◆ **REQUEST**
Write out all of the data without omission, exactly as shown.

◆ **ENTRIES SHOWN**
■ ■ ■ ■ ■

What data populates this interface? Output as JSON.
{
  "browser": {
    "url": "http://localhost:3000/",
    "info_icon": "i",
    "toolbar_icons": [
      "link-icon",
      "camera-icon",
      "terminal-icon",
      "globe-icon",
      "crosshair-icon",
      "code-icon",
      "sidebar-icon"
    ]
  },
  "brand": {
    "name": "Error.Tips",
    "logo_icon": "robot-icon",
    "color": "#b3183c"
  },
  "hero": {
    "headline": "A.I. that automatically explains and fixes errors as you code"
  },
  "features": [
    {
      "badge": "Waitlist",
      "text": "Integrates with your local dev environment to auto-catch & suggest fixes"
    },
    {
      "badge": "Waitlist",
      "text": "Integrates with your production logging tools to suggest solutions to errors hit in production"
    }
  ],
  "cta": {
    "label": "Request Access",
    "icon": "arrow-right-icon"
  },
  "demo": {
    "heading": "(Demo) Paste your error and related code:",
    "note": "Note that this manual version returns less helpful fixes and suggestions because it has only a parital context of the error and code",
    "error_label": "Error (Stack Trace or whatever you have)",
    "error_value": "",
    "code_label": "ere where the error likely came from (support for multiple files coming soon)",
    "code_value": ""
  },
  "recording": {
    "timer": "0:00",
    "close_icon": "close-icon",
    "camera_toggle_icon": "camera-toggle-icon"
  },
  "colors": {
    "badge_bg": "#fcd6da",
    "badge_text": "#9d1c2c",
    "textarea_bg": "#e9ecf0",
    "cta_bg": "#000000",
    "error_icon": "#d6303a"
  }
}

■ ■ ■ ■ ■

◆ **FINAL ANSWER**
What data populates this interface? Output as JSON.
{
  "browser": {
    "url": "http://localhost:3000/",
    "info_icon": "i",
    "toolbar_icons": [
      "link-icon",
      "camera-icon",
      "terminal-icon",
      "globe-icon",
      "crosshair-icon",
      "code-icon",
      "sidebar-icon"
    ]
  },
  "brand": {
    "name": "Error.Tips",
    "logo_icon": "robot-icon",
    "color": "#b3183c"
  },
  "hero": {
    "headline": "A.I. that automatically explains and fixes errors as you code"
  },
  "features": [
    {
      "badge": "Waitlist",
      "text": "Integrates with your local dev environment to auto-catch & suggest fixes"
    },
    {
      "badge": "Waitlist",
      "text": "Integrates with your production logging tools to suggest solutions to errors hit in production"
    }
  ],
  "cta": {
    "label": "Request Access",
    "icon": "arrow-right-icon"
  },
  "demo": {
    "heading": "(Demo) Paste your error and related code:",
    "note": "Note that this manual version returns less helpful fixes and suggestions because it has only a parital context of the error and code",
    "error_label": "Error (Stack Trace or whatever you have)",
    "error_value": "",
    "code_label": "ere where the error likely came from (support for multiple files coming soon)",
    "code_value": ""
  },
  "recording": {
    "timer": "0:00",
    "close_icon": "close-icon",
    "camera_toggle_icon": "camera-toggle-icon"
  },
  "colors": {
    "badge_bg": "#fcd6da",
    "badge_text": "#9d1c2c",
    "textarea_bg": "#e9ecf0",
    "cta_bg": "#000000",
    "error_icon": "#d6303a"
  }
}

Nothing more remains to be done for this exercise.